Required work: Return every record below exactly as written, but leave out the pictures.

Records supplied:
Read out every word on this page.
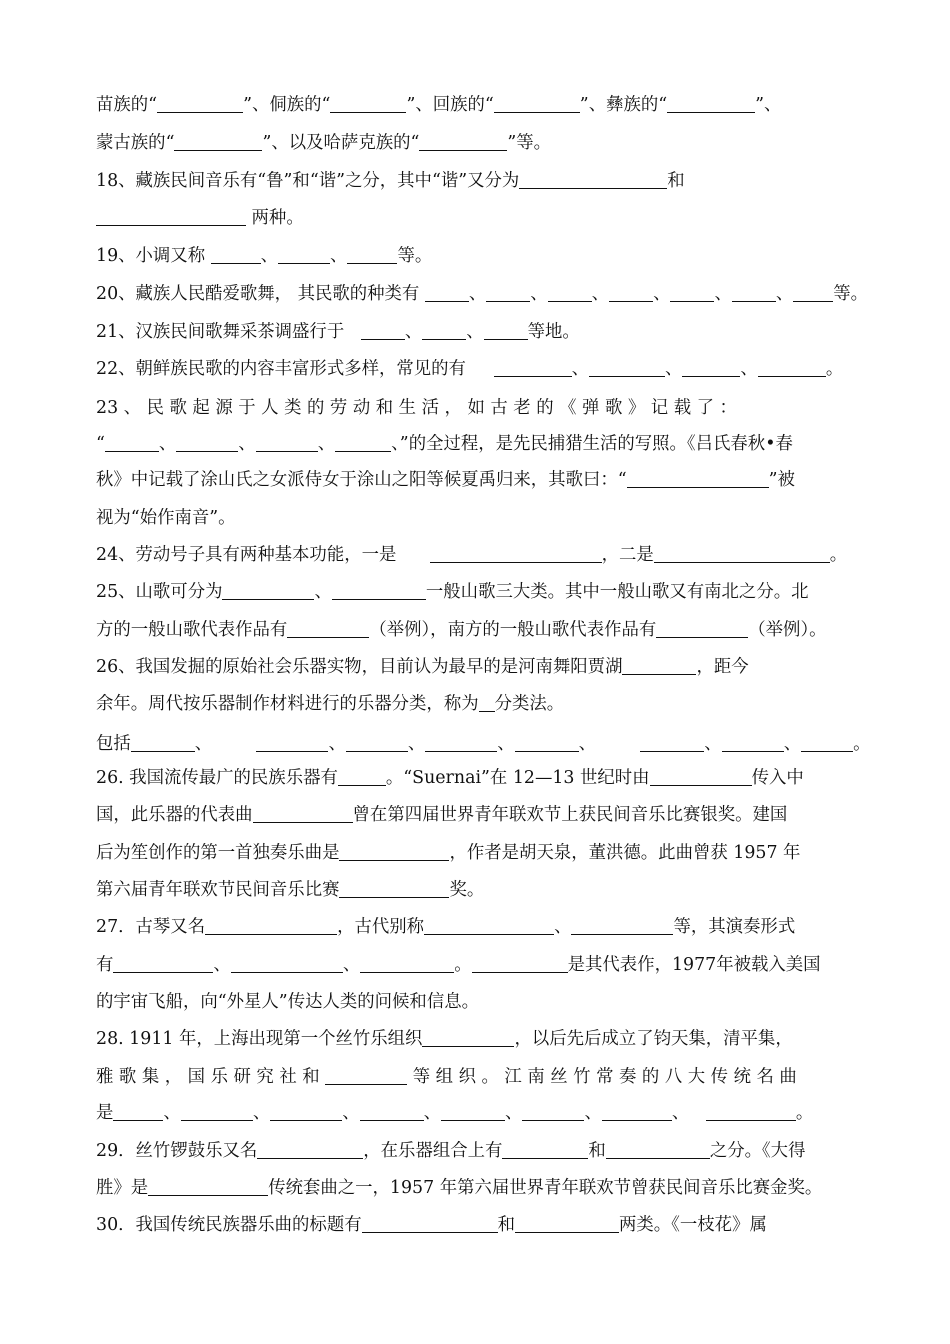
苗族的“	”、侗族的“	”、回族的“	”、彝族的“	”、
蒙古族的“	”、以及哈萨克族的“	”等。
18、藏族民间音乐有“鲁”和“谐”之分，其中“谐”又分为	和
两种。
19、小调又称	、	、	等。
20、藏族人民酷爱歌舞， 其民歌的种类有	、	、	、	、	、	、 等。
21、汉族民间歌舞采茶调盛行于	、	、	等地。
22、朝鲜族民歌的内容丰富形式多样，常见的有	、	、	、	。
23 、 民 歌 起 源 于 人 类 的 劳 动 和 生 活 ， 如 古 老 的 《 弹 歌 》 记 载 了 ：
“	、	、	、	、”的全过程，是先民捕猎生活的写照。《吕氏春秋•春
秋》中记载了涂山氏之女派侍女于涂山之阳等候夏禹归来，其歌曰：“	”被
视为“始作南音”。
24、劳动号子具有两种基本功能，一是	，二是	。
25、山歌可分为	、	一般山歌三大类。其中一般山歌又有南北之分。北
方的一般山歌代表作品有	（举例），南方的一般山歌代表作品有	（举例）。
26、我国发掘的原始社会乐器实物，目前认为最早的是河南舞阳贾湖	，距今
余年。周代按乐器制作材料进行的乐器分类，称为 分类法。
包括	、	、	、	、	、	、	、	。
26. 我国流传最广的民族乐器有	。“Suernai”在 12—13 世纪时由	传入中
国，此乐器的代表曲	曾在第四届世界青年联欢节上获民间音乐比赛银奖。建国
后为笙创作的第一首独奏乐曲是	，作者是胡天泉，董洪德。此曲曾获 1957 年
第六届青年联欢节民间音乐比赛	奖。
27．古琴又名	，古代别称	、	等，其演奏形式
有	、	、	。	是其代表作，1977年被载入美国
的宇宙飞船，向“外星人”传达人类的问候和信息。
28. 1911 年，上海出现第一个丝竹乐组织	，以后先后成立了钧天集，清平集，
雅 歌 集 ， 国 乐 研 究 社 和	等 组 织 。 江 南 丝 竹 常 奏 的 八 大 传 统 名 曲
是	、	、	、	、	、	、	、	。
29．丝竹锣鼓乐又名	，在乐器组合上有	和	之分。《大得
胜》是	传统套曲之一，1957 年第六届世界青年联欢节曾获民间音乐比赛金奖。
30．我国传统民族器乐曲的标题有	和	两类。《一枝花》属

Answer to the exercise:
Read out every word on this page.
苗族的“	”、侗族的“	”、回族的“	”、彝族的“	”、
蒙古族的“	”、以及哈萨克族的“	”等。
18、藏族民间音乐有“鲁”和“谐”之分，其中“谐”又分为	和
两种。
19、小调又称	、	、	等。
20、藏族人民酷爱歌舞， 其民歌的种类有	、	、	、	、	、	、 等。
21、汉族民间歌舞采茶调盛行于	、	、	等地。
22、朝鲜族民歌的内容丰富形式多样，常见的有	、	、	、	。
23 、 民 歌 起 源 于 人 类 的 劳 动 和 生 活 ， 如 古 老 的 《 弹 歌 》 记 载 了 ：
“	、	、	、	、”的全过程，是先民捕猎生活的写照。《吕氏春秋•春
秋》中记载了涂山氏之女派侍女于涂山之阳等候夏禹归来，其歌曰：“	”被
视为“始作南音”。
24、劳动号子具有两种基本功能，一是	，二是	。
25、山歌可分为	、	一般山歌三大类。其中一般山歌又有南北之分。北
方的一般山歌代表作品有	（举例），南方的一般山歌代表作品有	（举例）。
26、我国发掘的原始社会乐器实物，目前认为最早的是河南舞阳贾湖	，距今
余年。周代按乐器制作材料进行的乐器分类，称为 分类法。
包括	、	、	、	、	、	、	、	。
26. 我国流传最广的民族乐器有	。“Suernai”在 12—13 世纪时由	传入中
国，此乐器的代表曲	曾在第四届世界青年联欢节上获民间音乐比赛银奖。建国
后为笙创作的第一首独奏乐曲是	，作者是胡天泉，董洪德。此曲曾获 1957 年
第六届青年联欢节民间音乐比赛	奖。
27．古琴又名	，古代别称	、	等，其演奏形式
有	、	、	。	是其代表作，1977年被载入美国
的宇宙飞船，向“外星人”传达人类的问候和信息。
28. 1911 年，上海出现第一个丝竹乐组织	，以后先后成立了钧天集，清平集，
雅 歌 集 ， 国 乐 研 究 社 和	等 组 织 。 江 南 丝 竹 常 奏 的 八 大 传 统 名 曲
是	、	、	、	、	、	、	、	。
29．丝竹锣鼓乐又名	，在乐器组合上有	和	之分。《大得
胜》是	传统套曲之一，1957 年第六届世界青年联欢节曾获民间音乐比赛金奖。
30．我国传统民族器乐曲的标题有	和	两类。《一枝花》属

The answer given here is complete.